[Records for processing]

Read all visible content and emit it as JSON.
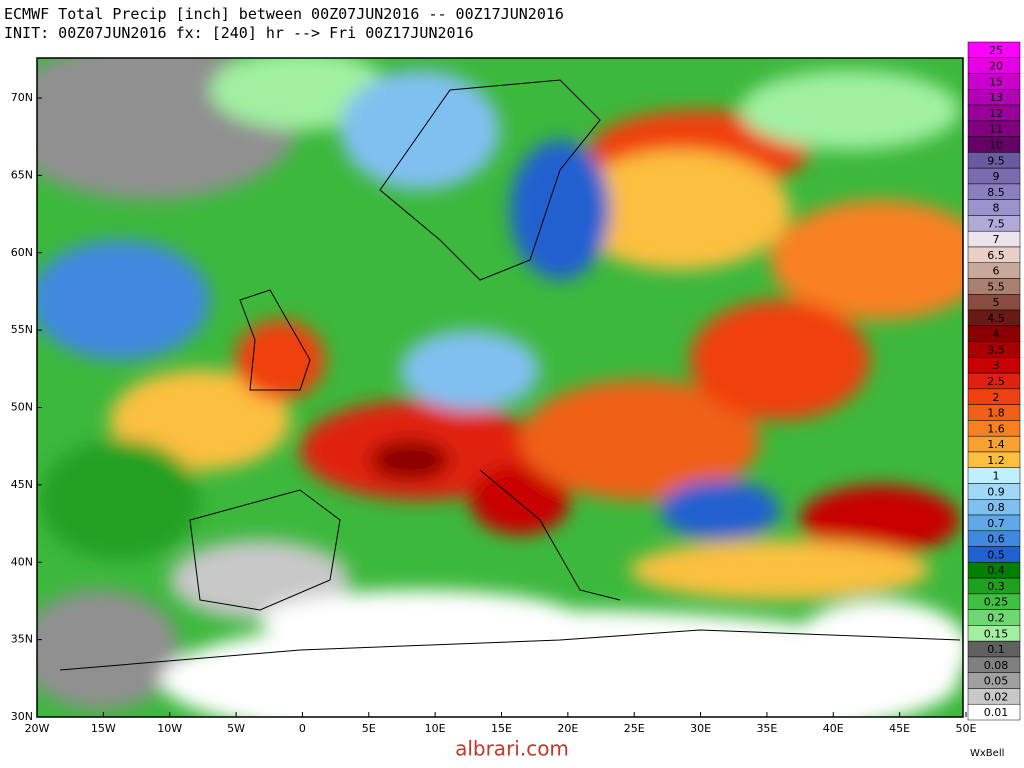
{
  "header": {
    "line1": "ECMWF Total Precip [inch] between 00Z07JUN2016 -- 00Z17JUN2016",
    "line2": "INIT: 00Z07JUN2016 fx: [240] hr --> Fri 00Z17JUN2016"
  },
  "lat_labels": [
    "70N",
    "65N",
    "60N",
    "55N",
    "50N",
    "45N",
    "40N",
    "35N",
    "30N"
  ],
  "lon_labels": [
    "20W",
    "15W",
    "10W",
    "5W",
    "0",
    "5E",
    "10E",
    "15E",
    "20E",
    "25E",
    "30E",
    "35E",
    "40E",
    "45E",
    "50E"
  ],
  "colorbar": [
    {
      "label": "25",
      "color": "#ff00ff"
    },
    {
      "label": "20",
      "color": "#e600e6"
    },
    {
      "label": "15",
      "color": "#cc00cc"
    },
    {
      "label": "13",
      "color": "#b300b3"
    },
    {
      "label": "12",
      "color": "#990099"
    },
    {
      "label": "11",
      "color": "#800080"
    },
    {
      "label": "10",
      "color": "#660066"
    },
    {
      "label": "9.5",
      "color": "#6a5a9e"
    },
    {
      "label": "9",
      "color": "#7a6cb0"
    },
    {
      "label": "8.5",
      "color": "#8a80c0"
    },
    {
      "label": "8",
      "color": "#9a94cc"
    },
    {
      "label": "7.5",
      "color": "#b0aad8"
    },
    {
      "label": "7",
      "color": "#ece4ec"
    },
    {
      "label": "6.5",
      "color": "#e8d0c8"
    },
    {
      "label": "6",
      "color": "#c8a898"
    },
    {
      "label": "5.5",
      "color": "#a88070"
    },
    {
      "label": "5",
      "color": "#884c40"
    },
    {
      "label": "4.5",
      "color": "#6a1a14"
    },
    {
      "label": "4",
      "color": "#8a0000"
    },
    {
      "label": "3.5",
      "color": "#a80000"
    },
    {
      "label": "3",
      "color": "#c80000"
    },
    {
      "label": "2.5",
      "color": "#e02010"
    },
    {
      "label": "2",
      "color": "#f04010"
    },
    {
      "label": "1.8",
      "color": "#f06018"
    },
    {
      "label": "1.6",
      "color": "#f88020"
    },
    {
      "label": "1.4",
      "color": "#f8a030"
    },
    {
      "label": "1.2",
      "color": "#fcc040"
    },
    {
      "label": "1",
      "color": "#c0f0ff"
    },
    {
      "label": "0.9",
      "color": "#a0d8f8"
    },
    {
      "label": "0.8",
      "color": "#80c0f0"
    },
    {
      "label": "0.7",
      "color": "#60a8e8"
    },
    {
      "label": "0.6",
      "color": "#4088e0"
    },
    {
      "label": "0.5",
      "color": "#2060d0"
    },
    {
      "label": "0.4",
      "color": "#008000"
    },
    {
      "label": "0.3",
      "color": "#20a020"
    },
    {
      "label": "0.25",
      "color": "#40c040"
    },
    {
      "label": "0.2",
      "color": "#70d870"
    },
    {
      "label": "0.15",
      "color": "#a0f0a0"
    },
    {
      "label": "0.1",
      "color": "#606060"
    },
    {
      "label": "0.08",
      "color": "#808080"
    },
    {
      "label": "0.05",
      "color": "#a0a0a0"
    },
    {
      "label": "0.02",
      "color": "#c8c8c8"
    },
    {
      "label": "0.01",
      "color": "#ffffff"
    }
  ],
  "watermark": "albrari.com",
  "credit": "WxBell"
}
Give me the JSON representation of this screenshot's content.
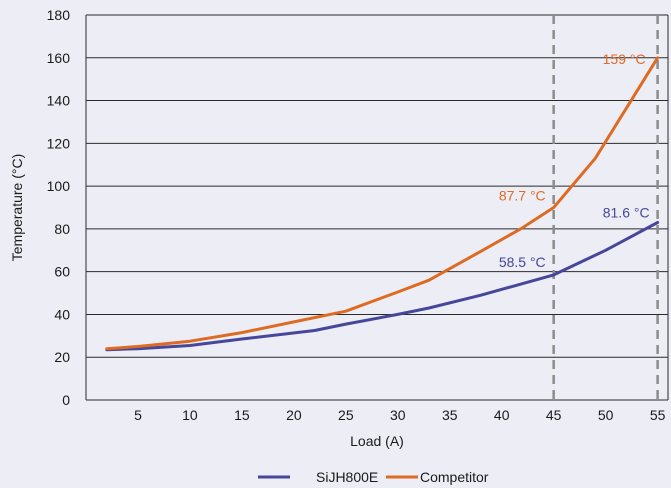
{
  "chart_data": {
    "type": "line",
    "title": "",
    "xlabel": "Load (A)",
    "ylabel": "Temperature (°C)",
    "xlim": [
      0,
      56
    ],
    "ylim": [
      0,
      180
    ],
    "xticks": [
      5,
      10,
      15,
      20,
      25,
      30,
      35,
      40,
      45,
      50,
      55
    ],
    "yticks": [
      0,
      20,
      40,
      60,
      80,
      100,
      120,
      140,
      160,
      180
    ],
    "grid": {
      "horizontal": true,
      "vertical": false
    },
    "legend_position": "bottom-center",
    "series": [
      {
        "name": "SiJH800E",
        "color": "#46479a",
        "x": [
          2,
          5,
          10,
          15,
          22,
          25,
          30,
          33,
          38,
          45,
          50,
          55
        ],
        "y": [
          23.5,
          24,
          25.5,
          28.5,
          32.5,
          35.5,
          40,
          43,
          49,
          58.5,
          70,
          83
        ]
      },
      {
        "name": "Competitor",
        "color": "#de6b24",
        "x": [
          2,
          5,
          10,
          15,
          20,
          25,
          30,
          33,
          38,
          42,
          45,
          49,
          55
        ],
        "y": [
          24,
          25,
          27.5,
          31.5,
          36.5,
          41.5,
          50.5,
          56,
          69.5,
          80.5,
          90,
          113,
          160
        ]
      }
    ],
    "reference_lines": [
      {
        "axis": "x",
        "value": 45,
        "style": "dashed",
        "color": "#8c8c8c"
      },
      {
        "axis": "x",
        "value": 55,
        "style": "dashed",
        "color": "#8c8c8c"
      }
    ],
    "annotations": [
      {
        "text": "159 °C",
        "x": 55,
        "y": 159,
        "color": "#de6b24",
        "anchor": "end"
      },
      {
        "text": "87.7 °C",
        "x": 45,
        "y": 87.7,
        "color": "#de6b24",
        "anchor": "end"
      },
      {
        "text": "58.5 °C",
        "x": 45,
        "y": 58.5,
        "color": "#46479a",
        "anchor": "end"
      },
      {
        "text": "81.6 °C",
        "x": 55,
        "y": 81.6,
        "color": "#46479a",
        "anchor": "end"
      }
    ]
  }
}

[What is needed] Copy each line above containing the string "content".

[Task answer]
Read all visible content and emit it as JSON.
Give me the JSON representation of this screenshot's content.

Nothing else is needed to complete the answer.